- Task details
Collect all lines containing the word "Digital" from the data.

- Figure record extracts
------------------------------------------------------------

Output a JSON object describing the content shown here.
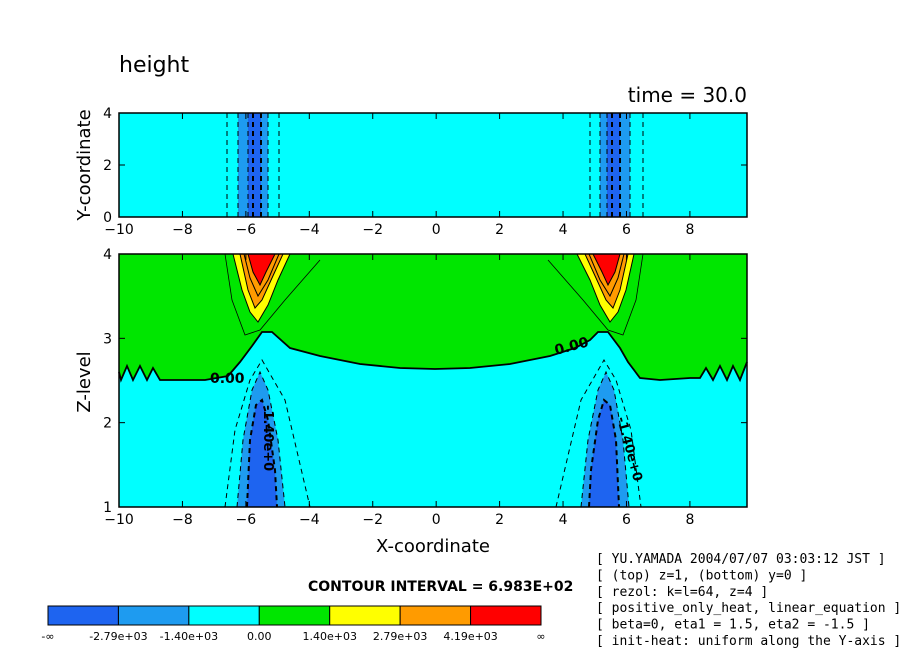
{
  "chart_data": {
    "type": "contour",
    "title": "height",
    "time_label": "time = 30.0",
    "top_panel": {
      "xlabel": "",
      "ylabel": "Y-coordinate",
      "xlim": [
        -10,
        9.8
      ],
      "ylim": [
        0,
        4
      ],
      "xticks": [
        "-10",
        "-8",
        "-6",
        "-4",
        "-2",
        "0",
        "2",
        "4",
        "6",
        "8"
      ],
      "yticks": [
        "0",
        "2",
        "4"
      ]
    },
    "bottom_panel": {
      "xlabel": "X-coordinate",
      "ylabel": "Z-level",
      "xlim": [
        -10,
        9.8
      ],
      "ylim": [
        1,
        4
      ],
      "xticks": [
        "-10",
        "-8",
        "-6",
        "-4",
        "-2",
        "0",
        "2",
        "4",
        "6",
        "8"
      ],
      "yticks": [
        "1",
        "2",
        "3",
        "4"
      ],
      "contour_labels": [
        "0.00",
        "0.00",
        "-1.40e+0",
        "-1.40e+0"
      ],
      "features": [
        {
          "name": "positive height maximum",
          "x": -5.6,
          "z": 3.9
        },
        {
          "name": "positive height maximum",
          "x": 5.6,
          "z": 3.9
        },
        {
          "name": "negative height minimum",
          "x": -5.6,
          "z": 1.7
        },
        {
          "name": "negative height minimum",
          "x": 5.6,
          "z": 1.7
        }
      ]
    },
    "contour_interval": "CONTOUR INTERVAL = 6.983E+02",
    "colorbar": {
      "labels": [
        "-∞",
        "-2.79e+03",
        "-1.40e+03",
        "0.00",
        "1.40e+03",
        "2.79e+03",
        "4.19e+03",
        "∞"
      ],
      "colors": [
        "#1e64f0",
        "#1e9bf0",
        "#00ffff",
        "#00e600",
        "#ffff00",
        "#ff9b00",
        "#ff0000"
      ]
    },
    "info_lines": [
      "[ YU.YAMADA 2004/07/07 03:03:12 JST ]",
      "[ (top) z=1, (bottom) y=0 ]",
      "[ rezol: k=l=64, z=4 ]",
      "[ positive_only_heat, linear_equation ]",
      "[ beta=0, eta1 = 1.5, eta2 = -1.5 ]",
      "[ init-heat: uniform along the Y-axis ]"
    ]
  }
}
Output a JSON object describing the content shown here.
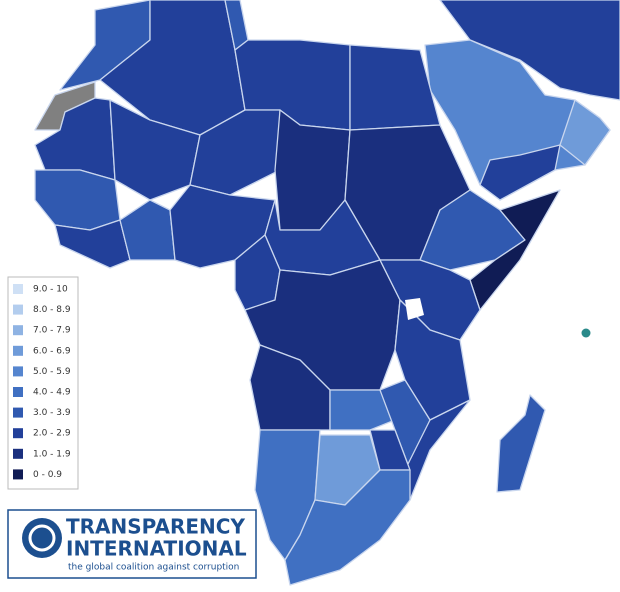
{
  "legend": {
    "items": [
      {
        "label": "9.0 - 10",
        "color": "#cfe0f5"
      },
      {
        "label": "8.0 - 8.9",
        "color": "#b3cdee"
      },
      {
        "label": "7.0 - 7.9",
        "color": "#8fb3e3"
      },
      {
        "label": "6.0 - 6.9",
        "color": "#6f9bd9"
      },
      {
        "label": "5.0 - 5.9",
        "color": "#5585cf"
      },
      {
        "label": "4.0 - 4.9",
        "color": "#4070c2"
      },
      {
        "label": "3.0 - 3.9",
        "color": "#3059b0"
      },
      {
        "label": "2.0 - 2.9",
        "color": "#22409a"
      },
      {
        "label": "1.0 - 1.9",
        "color": "#1a2f7e"
      },
      {
        "label": "0 - 0.9",
        "color": "#101c55"
      }
    ]
  },
  "logo": {
    "line1": "TRANSPARENCY",
    "line2": "INTERNATIONAL",
    "tagline": "the global coalition against corruption"
  }
}
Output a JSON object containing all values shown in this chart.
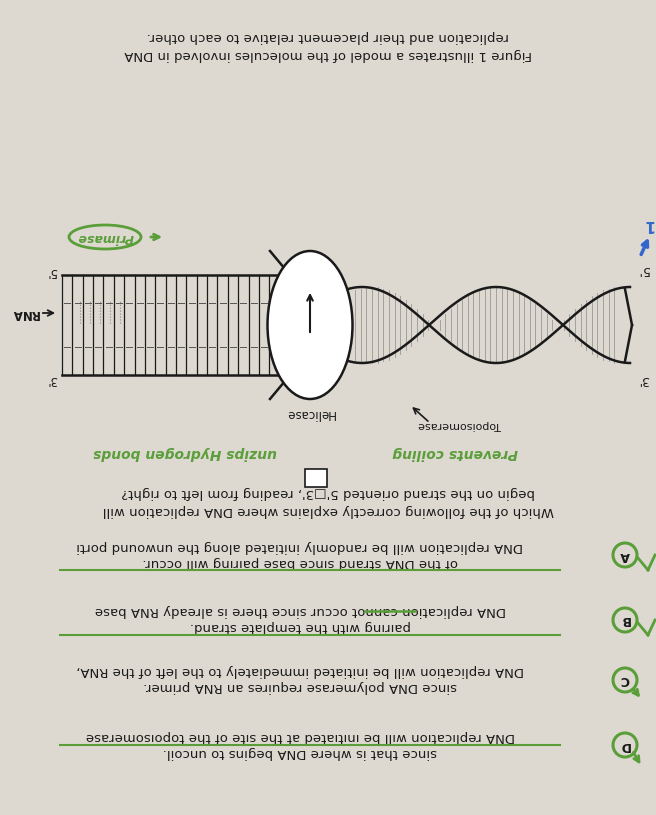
{
  "bg_color": "#ddd9d0",
  "green": "#5a9e3a",
  "dark": "#1a1a1a",
  "blue": "#3366cc",
  "fig_w": 656,
  "fig_h": 815,
  "caption": [
    "Figure 1 illustrates a model of the molecules involved in DNA",
    "replication and their placement relative to each other."
  ],
  "question_lines": [
    "Which of the following correctly explains where DNA replication will",
    "begin on the strand oriented 5'□3', reading from left to right?"
  ],
  "choices": [
    {
      "letter": "A",
      "lines": [
        "DNA replication will be randomly initiated along the unwound porti",
        "of the DNA strand since base pairing will occur."
      ],
      "underline_line": 1,
      "strikethrough": null
    },
    {
      "letter": "B",
      "lines": [
        "DNA replication cannot occur since there is already RNA base",
        "pairing with the template strand."
      ],
      "underline_line": 1,
      "strikethrough": "cannot"
    },
    {
      "letter": "C",
      "lines": [
        "DNA replication will be initiated immediately to the left of the RNA,",
        "since DNA polymerase requires an RNA primer."
      ],
      "underline_line": null,
      "strikethrough": null
    },
    {
      "letter": "D",
      "lines": [
        "DNA replication will be initiated at the site of the topoisomerase",
        "since that is where DNA begins to uncoil."
      ],
      "underline_line": 0,
      "strikethrough": null
    }
  ]
}
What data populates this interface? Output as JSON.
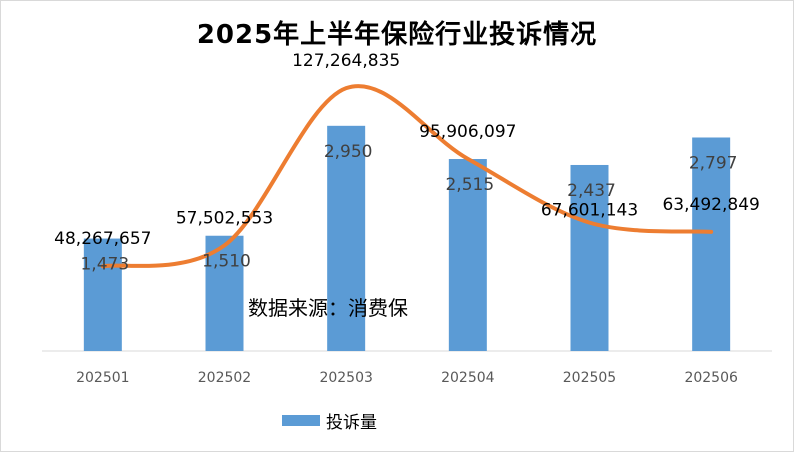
{
  "title": "2025年上半年保险行业投诉情况",
  "source_note": "数据来源：消费保",
  "legend": {
    "bar_series": "投诉量"
  },
  "colors": {
    "bar": "#5b9bd5",
    "line": "#ed7d31",
    "axis": "#d9d9d9",
    "text": "#000000",
    "tick": "#595959"
  },
  "chart_data": {
    "type": "bar",
    "categories": [
      "202501",
      "202502",
      "202503",
      "202504",
      "202505",
      "202506"
    ],
    "series": [
      {
        "name": "投诉量",
        "type": "bar",
        "values": [
          1473,
          1510,
          2950,
          2515,
          2437,
          2797
        ],
        "labels": [
          "1,473",
          "1,510",
          "2,950",
          "2,515",
          "2,437",
          "2,797"
        ]
      },
      {
        "type": "line",
        "smooth": true,
        "values": [
          48267657,
          57502553,
          127264835,
          95906097,
          67601143,
          63492849
        ],
        "labels": [
          "48,267,657",
          "57,502,553",
          "127,264,835",
          "95,906,097",
          "67,601,143",
          "63,492,849"
        ]
      }
    ],
    "grid": false,
    "legend_position": "bottom",
    "title": "2025年上半年保险行业投诉情况"
  }
}
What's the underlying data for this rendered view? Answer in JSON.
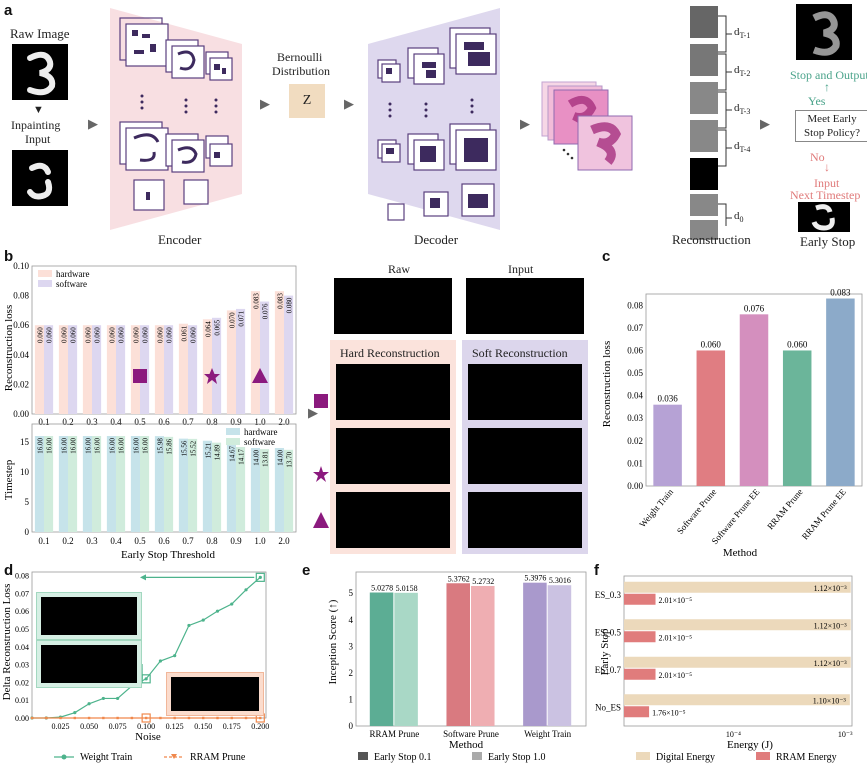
{
  "panel_labels": {
    "a": "a",
    "b": "b",
    "c": "c",
    "d": "d",
    "e": "e",
    "f": "f"
  },
  "panel_a": {
    "raw_image": "Raw Image",
    "inpainting_input_1": "Inpainting",
    "inpainting_input_2": "Input",
    "encoder": "Encoder",
    "bernoulli_1": "Bernoulli",
    "bernoulli_2": "Distribution",
    "z": "Z",
    "decoder": "Decoder",
    "reconstruction": "Reconstruction",
    "d_labels": [
      "d",
      "d",
      "d",
      "d",
      "d"
    ],
    "d_subs": [
      "T-1",
      "T-2",
      "T-3",
      "T-4",
      "0"
    ],
    "early_stop": "Early Stop",
    "stop_output": "Stop and Output",
    "yes": "Yes",
    "policy_1": "Meet Early",
    "policy_2": "Stop Policy?",
    "no": "No",
    "input_next_1": "Input",
    "input_next_2": "Next Timestep",
    "colors": {
      "encoder_bg": "#f8dfe2",
      "decoder_bg": "#ded8ee",
      "z_box": "#f1dcc0",
      "green": "#4aa38a",
      "red": "#e07a7a"
    }
  },
  "panel_b": {
    "ylabel_top": "Reconstruction loss",
    "ylabel_bottom": "Timestep",
    "xlabel": "Early Stop Threshold",
    "legend": [
      "hardware",
      "software"
    ],
    "raw_title": "Raw",
    "input_title": "Input",
    "hard_title": "Hard Reconstruction",
    "soft_title": "Soft Reconstruction",
    "colors": {
      "hw_top": "#fce0d8",
      "sw_top": "#ddd7f0",
      "hw_bot": "#c6e3ea",
      "sw_bot": "#d0ecdc",
      "marker": "#8b1a7e",
      "hard_bg": "#fbe3dc",
      "soft_bg": "#dcd6ec"
    }
  },
  "panel_c": {
    "ylabel": "Reconstruction loss",
    "xlabel": "Method"
  },
  "panel_d": {
    "ylabel": "Delta Reconstruction Loss",
    "xlabel": "Noise",
    "legend": [
      "Weight Train",
      "RRAM Prune"
    ]
  },
  "panel_e": {
    "ylabel": "Inception Score (↑)",
    "xlabel": "Method",
    "legend": [
      "Early Stop 0.1",
      "Early Stop 1.0"
    ]
  },
  "panel_f": {
    "ylabel": "Early Stop",
    "xlabel": "Energy (J)",
    "legend": [
      "Digital Energy",
      "RRAM Energy"
    ]
  },
  "chart_data": [
    {
      "id": "b-top",
      "type": "bar",
      "categories": [
        "0.1",
        "0.2",
        "0.3",
        "0.4",
        "0.5",
        "0.6",
        "0.7",
        "0.8",
        "0.9",
        "1.0",
        "2.0"
      ],
      "series": [
        {
          "name": "hardware",
          "values": [
            0.06,
            0.06,
            0.06,
            0.06,
            0.06,
            0.06,
            0.061,
            0.064,
            0.07,
            0.083,
            0.083
          ]
        },
        {
          "name": "software",
          "values": [
            0.06,
            0.06,
            0.06,
            0.06,
            0.06,
            0.06,
            0.06,
            0.065,
            0.071,
            0.076,
            0.08
          ]
        }
      ],
      "value_labels": {
        "hardware": [
          "0.060",
          "0.060",
          "0.060",
          "0.060",
          "0.060",
          "0.060",
          "0.061",
          "0.064",
          "0.070",
          "0.083",
          "0.083"
        ],
        "software": [
          "0.060",
          "0.060",
          "0.060",
          "0.060",
          "0.060",
          "0.060",
          "0.060",
          "0.065",
          "0.071",
          "0.076",
          "0.080"
        ]
      },
      "yticks": [
        "0.00",
        "0.02",
        "0.04",
        "0.06",
        "0.08",
        "0.10"
      ],
      "ylim": [
        0,
        0.1
      ],
      "markers": [
        {
          "at": "0.5",
          "shape": "square"
        },
        {
          "at": "0.8",
          "shape": "star"
        },
        {
          "at": "1.0",
          "shape": "triangle"
        }
      ],
      "legend_position": "top-left"
    },
    {
      "id": "b-bottom",
      "type": "bar",
      "categories": [
        "0.1",
        "0.2",
        "0.3",
        "0.4",
        "0.5",
        "0.6",
        "0.7",
        "0.8",
        "0.9",
        "1.0",
        "2.0"
      ],
      "series": [
        {
          "name": "hardware",
          "values": [
            16.0,
            16.0,
            16.0,
            16.0,
            16.0,
            15.98,
            15.56,
            15.21,
            14.67,
            14.0,
            14.0
          ]
        },
        {
          "name": "software",
          "values": [
            16.0,
            16.0,
            16.0,
            16.0,
            16.0,
            15.86,
            15.52,
            14.89,
            14.17,
            13.81,
            13.7
          ]
        }
      ],
      "value_labels": {
        "hardware": [
          "16.00",
          "16.00",
          "16.00",
          "16.00",
          "16.00",
          "15.98",
          "15.56",
          "15.21",
          "14.67",
          "14.00",
          "14.00"
        ],
        "software": [
          "16.00",
          "16.00",
          "16.00",
          "16.00",
          "16.00",
          "15.86",
          "15.52",
          "14.89",
          "14.17",
          "13.81",
          "13.70"
        ]
      },
      "yticks": [
        "0",
        "5",
        "10",
        "15"
      ],
      "ylim": [
        0,
        18
      ],
      "legend_position": "top-right"
    },
    {
      "id": "c",
      "type": "bar",
      "categories": [
        "Weight Train",
        "Software Prune",
        "Software Prune EE",
        "RRAM Prune",
        "RRAM Prune EE"
      ],
      "values": [
        0.036,
        0.06,
        0.076,
        0.06,
        0.083
      ],
      "value_labels": [
        "0.036",
        "0.060",
        "0.076",
        "0.060",
        "0.083"
      ],
      "colors": [
        "#b6a2d5",
        "#e07d82",
        "#d48fbe",
        "#6bb59a",
        "#8caac9"
      ],
      "yticks": [
        "0.00",
        "0.01",
        "0.02",
        "0.03",
        "0.04",
        "0.05",
        "0.06",
        "0.07",
        "0.08"
      ],
      "ylim": [
        0,
        0.085
      ]
    },
    {
      "id": "d",
      "type": "line",
      "x": [
        0.0,
        0.0125,
        0.025,
        0.0375,
        0.05,
        0.0625,
        0.075,
        0.0875,
        0.1,
        0.1125,
        0.125,
        0.1375,
        0.15,
        0.1625,
        0.175,
        0.1875,
        0.2
      ],
      "series": [
        {
          "name": "Weight Train",
          "values": [
            0.0,
            0.0,
            0.0005,
            0.003,
            0.008,
            0.011,
            0.011,
            0.018,
            0.022,
            0.032,
            0.035,
            0.052,
            0.055,
            0.06,
            0.064,
            0.072,
            0.079
          ]
        },
        {
          "name": "RRAM Prune",
          "values": [
            0.0,
            0.0,
            0.0,
            0.0,
            0.0,
            0.0,
            0.0,
            0.0,
            0.0,
            0.0,
            0.0,
            0.0,
            0.0,
            0.0,
            0.0,
            0.0,
            0.0
          ]
        }
      ],
      "xticks": [
        "0.025",
        "0.050",
        "0.075",
        "0.100",
        "0.125",
        "0.150",
        "0.175",
        "0.200"
      ],
      "yticks": [
        "0.00",
        "0.01",
        "0.02",
        "0.03",
        "0.04",
        "0.05",
        "0.06",
        "0.07",
        "0.08"
      ],
      "xlim": [
        0.0,
        0.205
      ],
      "ylim": [
        0,
        0.082
      ],
      "colors": {
        "Weight Train": "#4db38c",
        "RRAM Prune": "#f0884c"
      }
    },
    {
      "id": "e",
      "type": "bar",
      "categories": [
        "RRAM Prune",
        "Software Prune",
        "Weight Train"
      ],
      "series": [
        {
          "name": "Early Stop 0.1",
          "values": [
            5.0278,
            5.3762,
            5.3976
          ]
        },
        {
          "name": "Early Stop 1.0",
          "values": [
            5.0158,
            5.2732,
            5.3016
          ]
        }
      ],
      "value_labels": {
        "Early Stop 0.1": [
          "5.0278",
          "5.3762",
          "5.3976"
        ],
        "Early Stop 1.0": [
          "5.0158",
          "5.2732",
          "5.3016"
        ]
      },
      "colors": {
        "Early Stop 0.1": [
          "#5cad94",
          "#d97a80",
          "#a999cc"
        ],
        "Early Stop 1.0": [
          "#a9d8c6",
          "#efaeb2",
          "#cbc2e2"
        ]
      },
      "yticks": [
        "0",
        "1",
        "2",
        "3",
        "4",
        "5"
      ],
      "ylim": [
        0,
        5.8
      ]
    },
    {
      "id": "f",
      "type": "bar",
      "orientation": "horizontal",
      "categories": [
        "ES_0.3",
        "ES_0.5",
        "ES_0.7",
        "No_ES"
      ],
      "series": [
        {
          "name": "Digital Energy",
          "values": [
            0.00112,
            0.00112,
            0.00112,
            0.0011
          ]
        },
        {
          "name": "RRAM Energy",
          "values": [
            2.01e-05,
            2.01e-05,
            2.01e-05,
            1.76e-05
          ]
        }
      ],
      "value_labels": {
        "Digital Energy": [
          "1.12×10⁻³",
          "1.12×10⁻³",
          "1.12×10⁻³",
          "1.10×10⁻³"
        ],
        "RRAM Energy": [
          "2.01×10⁻⁵",
          "2.01×10⁻⁵",
          "2.01×10⁻⁵",
          "1.76×10⁻⁵"
        ]
      },
      "xscale": "log",
      "xticks": [
        "10⁻⁴",
        "10⁻³"
      ],
      "colors": {
        "Digital Energy": "#ecd9bb",
        "RRAM Energy": "#e07c7c"
      }
    }
  ]
}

------------------------------------------------------------

- Task result
      "Digital Energy",
          "name": "Digital Energy",
        "Digital Energy": [
        "Digital Energy": "#ecd9bb",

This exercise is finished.